> **Request**: Copy each line that holds "hacia".

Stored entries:
_____

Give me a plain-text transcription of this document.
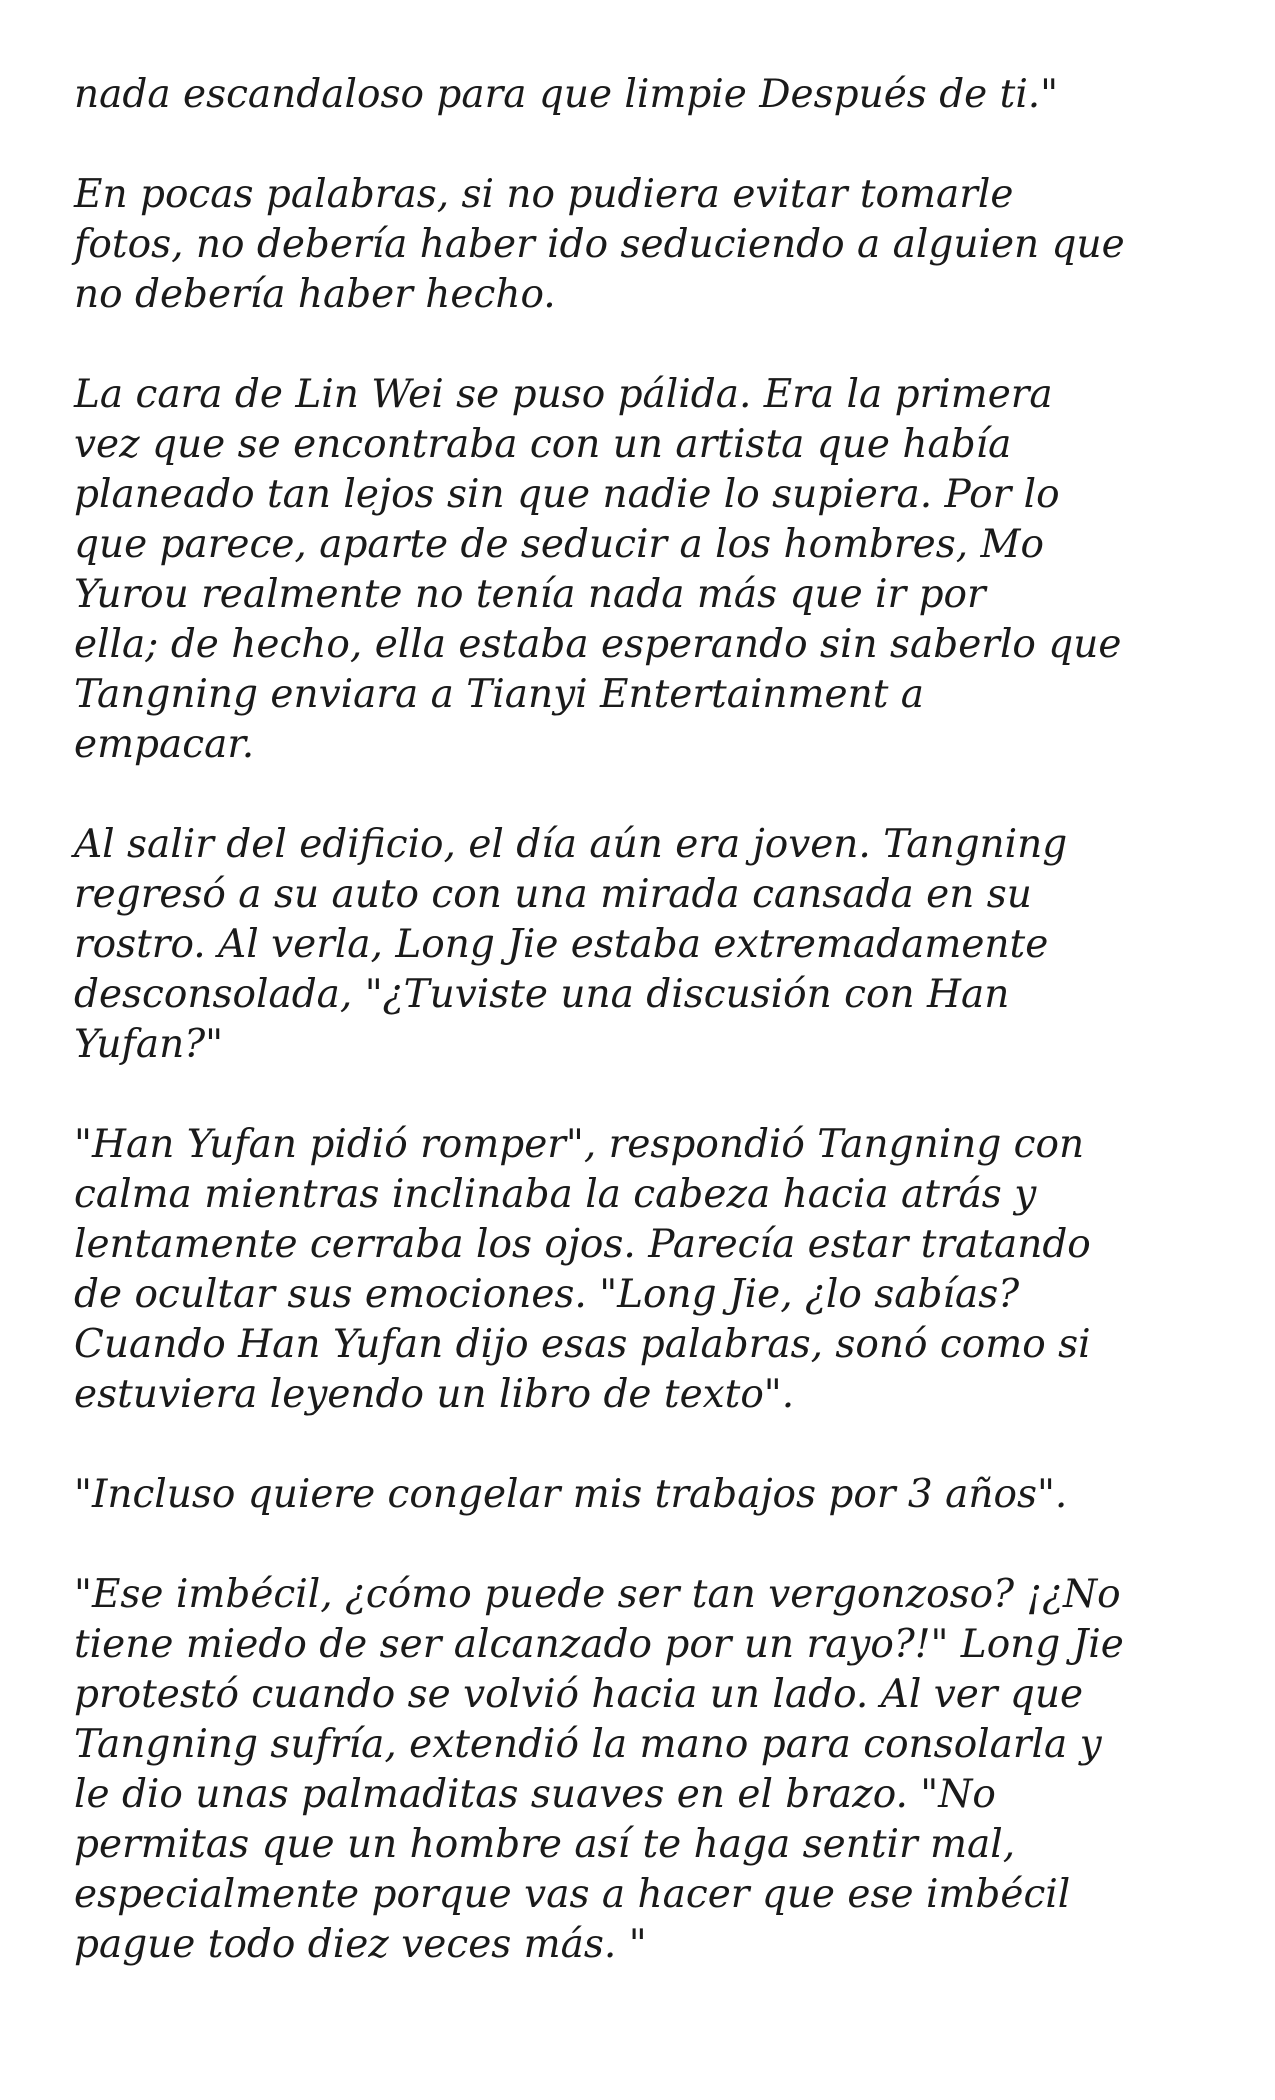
nada escandaloso para que limpie Después de ti."

En pocas palabras, si no pudiera evitar tomarle
fotos, no debería haber ido seduciendo a alguien que
no debería haber hecho.

La cara de Lin Wei se puso pálida. Era la primera
vez que se encontraba con un artista que había
planeado tan lejos sin que nadie lo supiera. Por lo
que parece, aparte de seducir a los hombres, Mo
Yurou realmente no tenía nada más que ir por
ella; de hecho, ella estaba esperando sin saberlo que
Tangning enviara a Tianyi Entertainment a
empacar.

Al salir del edificio, el día aún era joven. Tangning
regresó a su auto con una mirada cansada en su
rostro. Al verla, Long Jie estaba extremadamente
desconsolada, "¿Tuviste una discusión con Han
Yufan?"

"Han Yufan pidió romper", respondió Tangning con
calma mientras inclinaba la cabeza hacia atrás y
lentamente cerraba los ojos. Parecía estar tratando
de ocultar sus emociones. "Long Jie, ¿lo sabías?
Cuando Han Yufan dijo esas palabras, sonó como si
estuviera leyendo un libro de texto".

"Incluso quiere congelar mis trabajos por 3 años".

"Ese imbécil, ¿cómo puede ser tan vergonzoso? ¡¿No
tiene miedo de ser alcanzado por un rayo?!" Long Jie
protestó cuando se volvió hacia un lado. Al ver que
Tangning sufría, extendió la mano para consolarla y
le dio unas palmaditas suaves en el brazo. "No
permitas que un hombre así te haga sentir mal,
especialmente porque vas a hacer que ese imbécil
pague todo diez veces más. "
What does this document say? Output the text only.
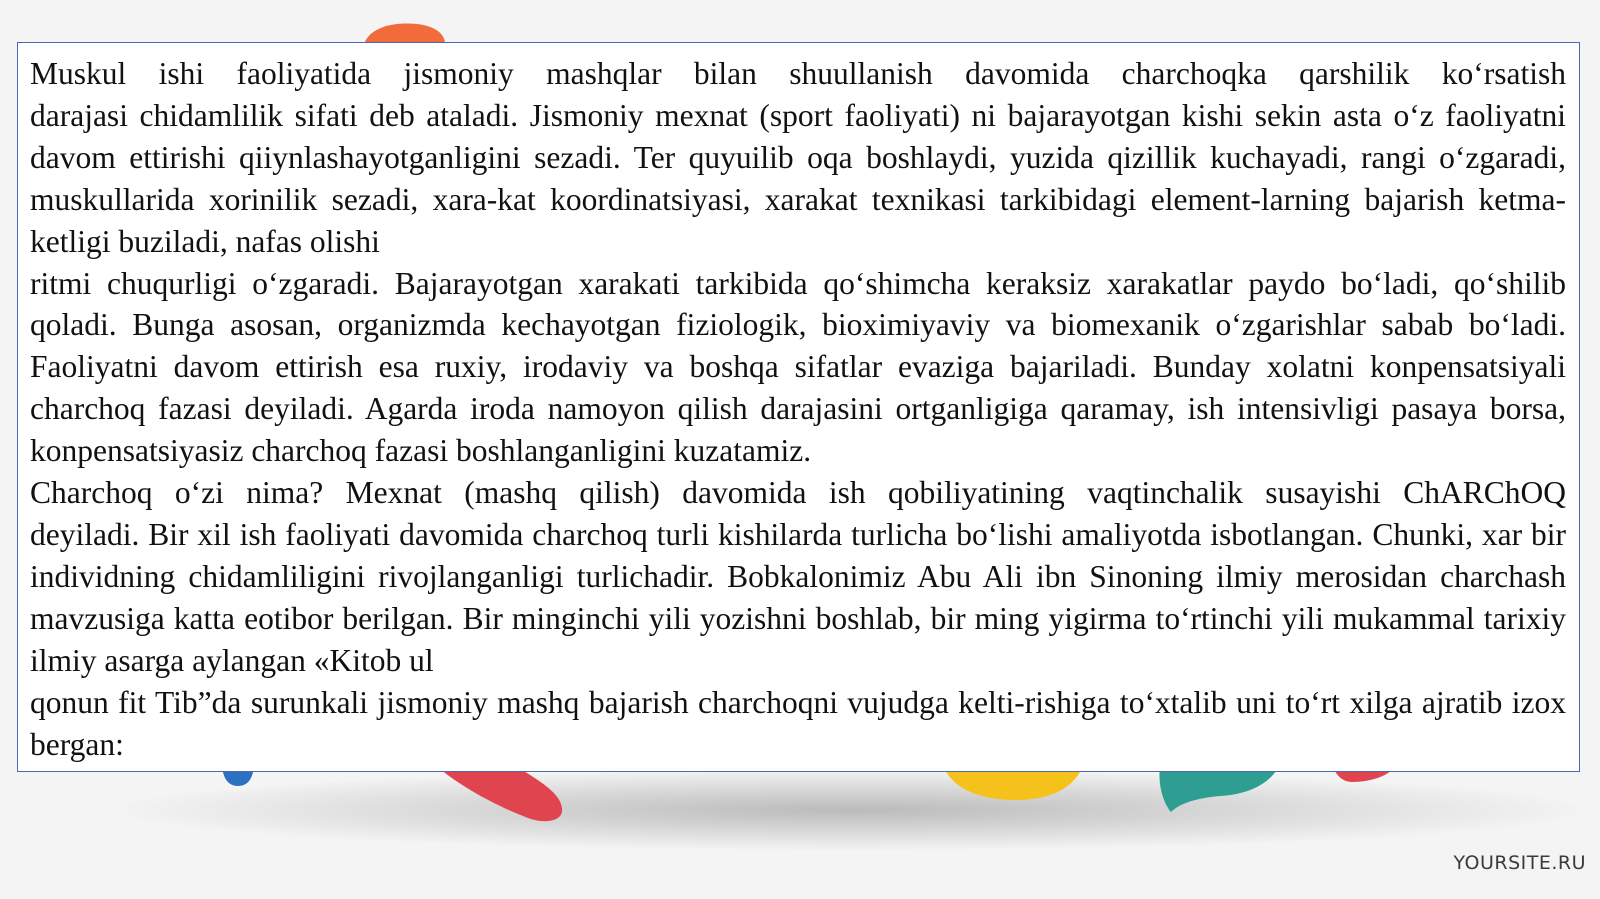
Muskul ishi faoliyatida jismoniy mashqlar bilan shuullanish davomida charchoqka qarshilik ko‘rsatish

darajasi chidamlilik sifati deb ataladi. Jismoniy mexnat (sport faoliyati) ni bajarayotgan kishi sekin asta o‘z faoliyatni davom ettirishi qiiynlashayotganligini sezadi. Ter quyuilib oqa boshlaydi, yuzida qizillik kuchayadi, rangi o‘zgaradi, muskullarida xorinilik sezadi, xara-kat koordinatsiyasi, xarakat texnikasi tarkibidagi element-larning bajarish ketma-ketligi buziladi, nafas olishi

ritmi chuqurligi o‘zgaradi. Bajarayotgan xarakati tarkibida qo‘shimcha keraksiz xarakatlar paydo bo‘ladi, qo‘shilib qoladi. Bunga asosan, organizmda kechayotgan fiziologik, bioximiyaviy va biomexanik o‘zgarishlar sabab bo‘ladi. Faoliyatni davom ettirish esa ruxiy, irodaviy va boshqa sifatlar evaziga bajariladi. Bunday xolatni konpensatsiyali charchoq fazasi deyiladi. Agarda iroda namoyon qilish darajasini ortganligiga qaramay, ish intensivligi pasaya borsa, konpensatsiyasiz charchoq fazasi boshlanganligini kuzatamiz.

Charchoq o‘zi nima? Mexnat (mashq qilish) davomida ish qobiliyatining vaqtinchalik susayishi ChARChOQ

deyiladi. Bir xil ish faoliyati davomida charchoq turli kishilarda turlicha bo‘lishi amaliyotda isbotlangan. Chunki, xar bir individning chidamliligini rivojlanganligi turlichadir. Bobkalonimiz Abu Ali ibn Sinoning ilmiy merosidan charchash mavzusiga katta eotibor berilgan. Bir minginchi yili yozishni boshlab, bir ming yigirma to‘rtinchi yili mukammal tarixiy ilmiy asarga aylangan «Kitob ul

qonun fit Tib”da surunkali jismoniy mashq bajarish charchoqni vujudga kelti-rishiga to‘xtalib uni to‘rt xilga ajratib izox bergan:

YOURSITE.RU
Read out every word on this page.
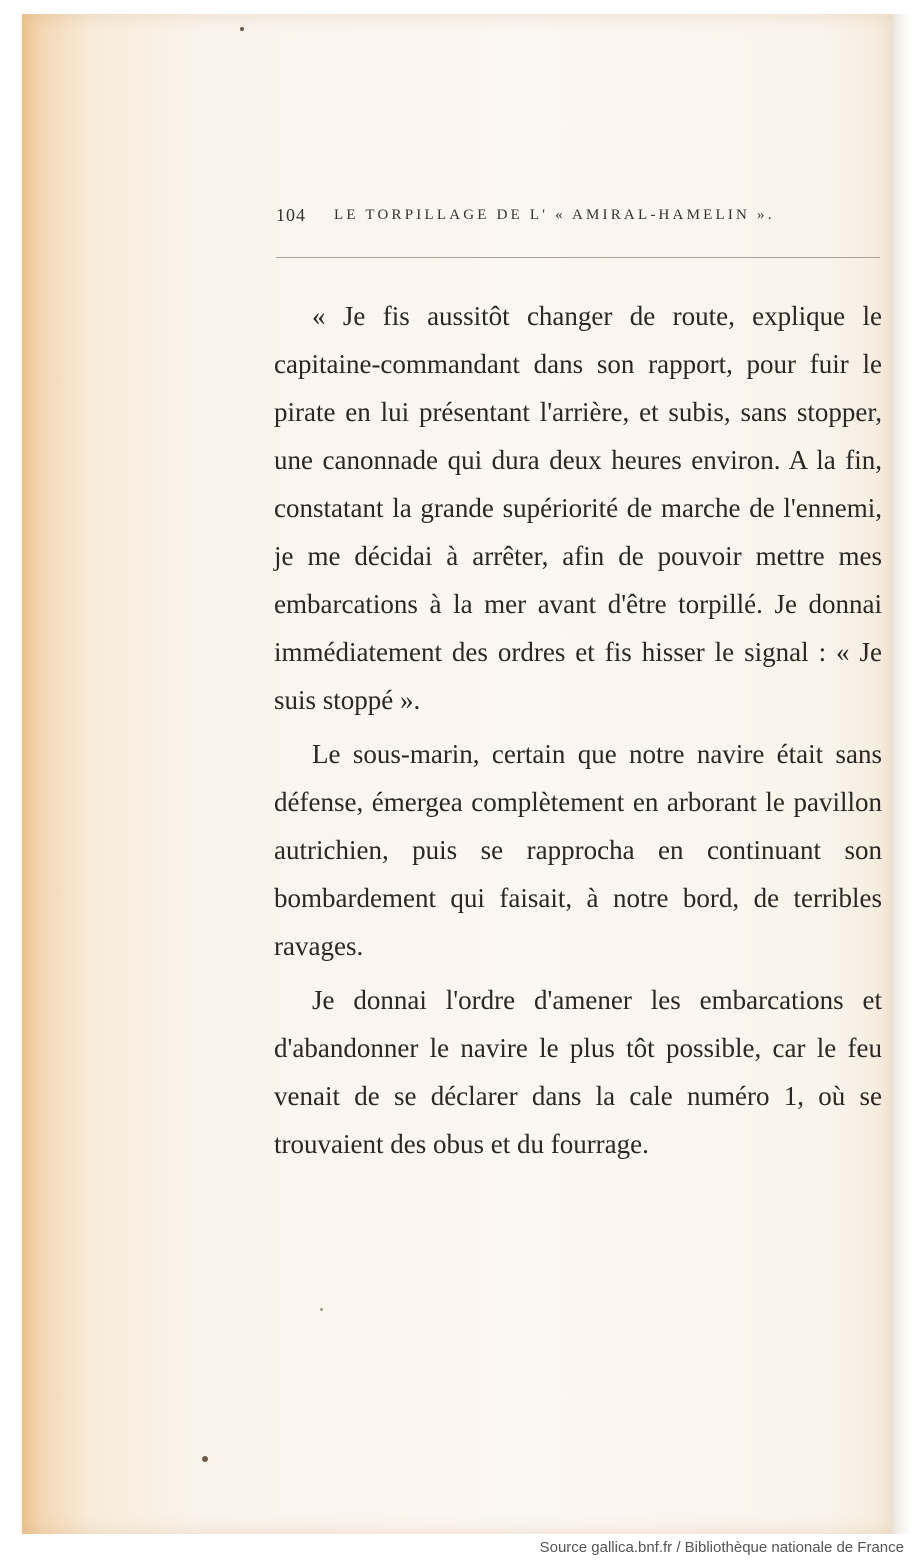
104 LE TORPILLAGE DE L' « AMIRAL-HAMELIN ».

« Je fis aussitôt changer de route, explique le capitaine-commandant dans son rapport, pour fuir le pirate en lui présentant l'arrière, et subis, sans stopper, une canonnade qui dura deux heures environ. A la fin, constatant la grande supériorité de marche de l'ennemi, je me décidai à arrêter, afin de pouvoir mettre mes embarcations à la mer avant d'être torpillé. Je donnai immédiatement des ordres et fis hisser le signal : « Je suis stoppé ».

Le sous-marin, certain que notre navire était sans défense, émergea complètement en arborant le pavillon autrichien, puis se rapprocha en continuant son bombardement qui faisait, à notre bord, de terribles ravages.

Je donnai l'ordre d'amener les embarcations et d'abandonner le navire le plus tôt possible, car le feu venait de se déclarer dans la cale numéro 1, où se trouvaient des obus et du fourrage.

Source gallica.bnf.fr / Bibliothèque nationale de France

_____

> **The answer**:
calma mientras inclinaba la cabeza hacia atrás y
protestó cuando se volvió hacia un lado. Al ver que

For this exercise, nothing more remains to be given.